- [WORK INSTRUCTIONS]: Copy every line from the data below in which the string "такой" can be found.

[Dataset records]
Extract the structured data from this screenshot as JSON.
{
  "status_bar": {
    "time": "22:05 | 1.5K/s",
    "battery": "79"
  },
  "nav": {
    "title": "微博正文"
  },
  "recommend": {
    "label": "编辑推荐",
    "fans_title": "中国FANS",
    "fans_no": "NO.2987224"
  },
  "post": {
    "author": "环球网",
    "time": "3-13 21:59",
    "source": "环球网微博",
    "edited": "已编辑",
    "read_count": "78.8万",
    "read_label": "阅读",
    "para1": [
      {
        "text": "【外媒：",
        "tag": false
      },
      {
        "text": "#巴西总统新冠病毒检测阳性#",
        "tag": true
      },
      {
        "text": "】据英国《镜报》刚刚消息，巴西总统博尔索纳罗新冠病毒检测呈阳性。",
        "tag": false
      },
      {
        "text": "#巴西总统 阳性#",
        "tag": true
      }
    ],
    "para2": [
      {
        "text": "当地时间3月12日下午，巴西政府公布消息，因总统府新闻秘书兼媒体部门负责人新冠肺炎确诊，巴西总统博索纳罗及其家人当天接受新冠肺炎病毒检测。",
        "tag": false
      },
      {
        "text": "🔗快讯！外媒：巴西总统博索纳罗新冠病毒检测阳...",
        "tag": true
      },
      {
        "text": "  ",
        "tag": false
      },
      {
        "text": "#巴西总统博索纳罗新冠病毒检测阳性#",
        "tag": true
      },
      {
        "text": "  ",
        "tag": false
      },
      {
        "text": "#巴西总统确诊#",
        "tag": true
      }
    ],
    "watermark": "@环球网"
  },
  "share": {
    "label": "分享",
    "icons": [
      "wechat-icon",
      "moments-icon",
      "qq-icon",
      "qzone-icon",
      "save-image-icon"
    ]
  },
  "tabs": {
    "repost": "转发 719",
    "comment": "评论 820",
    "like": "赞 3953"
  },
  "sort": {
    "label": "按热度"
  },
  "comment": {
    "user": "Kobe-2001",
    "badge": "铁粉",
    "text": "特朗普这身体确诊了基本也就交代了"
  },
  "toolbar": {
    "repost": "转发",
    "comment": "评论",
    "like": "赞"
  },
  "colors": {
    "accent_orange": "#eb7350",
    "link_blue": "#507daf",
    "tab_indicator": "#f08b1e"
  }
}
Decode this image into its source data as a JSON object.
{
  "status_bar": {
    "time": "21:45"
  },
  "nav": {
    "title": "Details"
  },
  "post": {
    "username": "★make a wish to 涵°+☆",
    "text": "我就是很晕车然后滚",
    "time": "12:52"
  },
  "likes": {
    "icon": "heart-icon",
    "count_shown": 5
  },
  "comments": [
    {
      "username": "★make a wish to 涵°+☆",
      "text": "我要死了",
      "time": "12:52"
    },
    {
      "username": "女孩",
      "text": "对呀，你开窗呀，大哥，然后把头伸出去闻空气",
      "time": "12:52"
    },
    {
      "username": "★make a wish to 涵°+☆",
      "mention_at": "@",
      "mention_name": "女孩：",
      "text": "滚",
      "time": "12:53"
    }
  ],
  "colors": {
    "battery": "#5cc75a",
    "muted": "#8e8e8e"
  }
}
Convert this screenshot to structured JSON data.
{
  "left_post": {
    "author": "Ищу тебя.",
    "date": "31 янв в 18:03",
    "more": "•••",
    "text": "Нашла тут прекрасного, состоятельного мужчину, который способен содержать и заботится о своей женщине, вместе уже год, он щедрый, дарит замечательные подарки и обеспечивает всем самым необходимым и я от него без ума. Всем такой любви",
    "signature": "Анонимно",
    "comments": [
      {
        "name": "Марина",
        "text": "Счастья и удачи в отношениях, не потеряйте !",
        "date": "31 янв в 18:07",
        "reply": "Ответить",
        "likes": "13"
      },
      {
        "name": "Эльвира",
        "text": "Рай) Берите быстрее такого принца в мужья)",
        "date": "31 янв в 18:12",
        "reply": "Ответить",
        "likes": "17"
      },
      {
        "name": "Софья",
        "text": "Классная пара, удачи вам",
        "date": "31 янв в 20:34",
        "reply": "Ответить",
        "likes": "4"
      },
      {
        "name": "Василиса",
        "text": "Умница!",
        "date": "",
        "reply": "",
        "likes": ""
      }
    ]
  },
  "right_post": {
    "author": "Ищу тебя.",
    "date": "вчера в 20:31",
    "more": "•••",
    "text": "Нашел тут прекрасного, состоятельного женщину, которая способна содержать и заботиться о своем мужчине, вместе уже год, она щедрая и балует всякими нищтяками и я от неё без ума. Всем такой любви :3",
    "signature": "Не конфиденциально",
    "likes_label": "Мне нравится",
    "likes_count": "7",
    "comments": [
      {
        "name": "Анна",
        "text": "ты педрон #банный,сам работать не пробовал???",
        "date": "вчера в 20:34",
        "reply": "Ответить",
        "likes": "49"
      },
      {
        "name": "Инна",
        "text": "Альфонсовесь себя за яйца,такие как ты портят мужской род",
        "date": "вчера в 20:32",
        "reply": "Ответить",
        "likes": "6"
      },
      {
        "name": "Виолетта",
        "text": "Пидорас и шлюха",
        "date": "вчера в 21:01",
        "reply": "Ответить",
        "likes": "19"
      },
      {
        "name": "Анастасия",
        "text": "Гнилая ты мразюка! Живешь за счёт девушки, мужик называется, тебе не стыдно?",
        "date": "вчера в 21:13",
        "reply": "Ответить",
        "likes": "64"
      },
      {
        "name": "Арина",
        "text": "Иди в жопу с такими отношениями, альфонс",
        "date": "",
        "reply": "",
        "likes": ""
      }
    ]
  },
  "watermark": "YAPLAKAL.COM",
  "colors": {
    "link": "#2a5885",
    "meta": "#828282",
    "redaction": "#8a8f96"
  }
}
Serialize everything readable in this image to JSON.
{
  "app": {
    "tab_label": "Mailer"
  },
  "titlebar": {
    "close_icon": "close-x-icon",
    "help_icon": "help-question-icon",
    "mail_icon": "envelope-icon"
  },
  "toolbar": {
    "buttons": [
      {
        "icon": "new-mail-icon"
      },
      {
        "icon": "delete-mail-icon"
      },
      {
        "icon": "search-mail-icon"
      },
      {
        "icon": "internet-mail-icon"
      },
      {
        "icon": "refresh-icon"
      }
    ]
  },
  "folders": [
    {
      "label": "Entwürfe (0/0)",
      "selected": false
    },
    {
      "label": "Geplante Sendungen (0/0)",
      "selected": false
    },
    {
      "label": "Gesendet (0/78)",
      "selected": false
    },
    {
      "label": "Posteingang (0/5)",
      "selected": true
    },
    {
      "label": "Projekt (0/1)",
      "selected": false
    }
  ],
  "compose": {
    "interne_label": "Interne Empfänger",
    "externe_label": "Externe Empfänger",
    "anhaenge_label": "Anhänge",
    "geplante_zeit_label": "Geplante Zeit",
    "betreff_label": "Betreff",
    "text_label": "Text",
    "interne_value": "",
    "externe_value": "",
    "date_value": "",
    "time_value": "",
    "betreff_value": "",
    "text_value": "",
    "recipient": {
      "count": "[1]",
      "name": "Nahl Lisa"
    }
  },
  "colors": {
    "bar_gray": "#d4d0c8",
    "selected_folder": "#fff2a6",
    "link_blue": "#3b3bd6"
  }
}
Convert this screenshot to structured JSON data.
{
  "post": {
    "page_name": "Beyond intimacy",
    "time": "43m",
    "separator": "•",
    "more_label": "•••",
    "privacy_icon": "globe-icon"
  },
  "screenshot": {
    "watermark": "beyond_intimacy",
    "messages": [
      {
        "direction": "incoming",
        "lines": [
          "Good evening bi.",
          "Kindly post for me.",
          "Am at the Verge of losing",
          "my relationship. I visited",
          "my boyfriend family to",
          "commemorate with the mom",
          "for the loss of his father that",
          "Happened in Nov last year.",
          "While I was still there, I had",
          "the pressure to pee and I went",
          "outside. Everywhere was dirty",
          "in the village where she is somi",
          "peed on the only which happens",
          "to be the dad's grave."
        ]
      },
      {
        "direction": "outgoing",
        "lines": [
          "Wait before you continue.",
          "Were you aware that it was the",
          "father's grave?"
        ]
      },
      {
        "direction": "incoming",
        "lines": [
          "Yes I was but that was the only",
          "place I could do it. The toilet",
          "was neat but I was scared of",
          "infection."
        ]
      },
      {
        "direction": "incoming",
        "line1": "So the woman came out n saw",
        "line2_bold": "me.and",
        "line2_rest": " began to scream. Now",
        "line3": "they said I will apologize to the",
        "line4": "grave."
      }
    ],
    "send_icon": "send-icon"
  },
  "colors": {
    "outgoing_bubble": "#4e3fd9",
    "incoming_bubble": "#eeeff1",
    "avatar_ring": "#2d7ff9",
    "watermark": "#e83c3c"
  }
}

- [SOLUTION FOR THIS TASK]:
    "text": "Нашла тут прекрасного, состоятельного мужчину, который способен содержать и заботится о своей женщине, вместе уже год, он щедрый, дарит замечательные подарки и обеспечивает всем самым необходимым и я от него без ума. Всем такой любви",
    "text": "Нашел тут прекрасного, состоятельного женщину, которая способна содержать и заботиться о своем мужчине, вместе уже год, она щедрая и балует всякими нищтяками и я от неё без ума. Всем такой любви :3",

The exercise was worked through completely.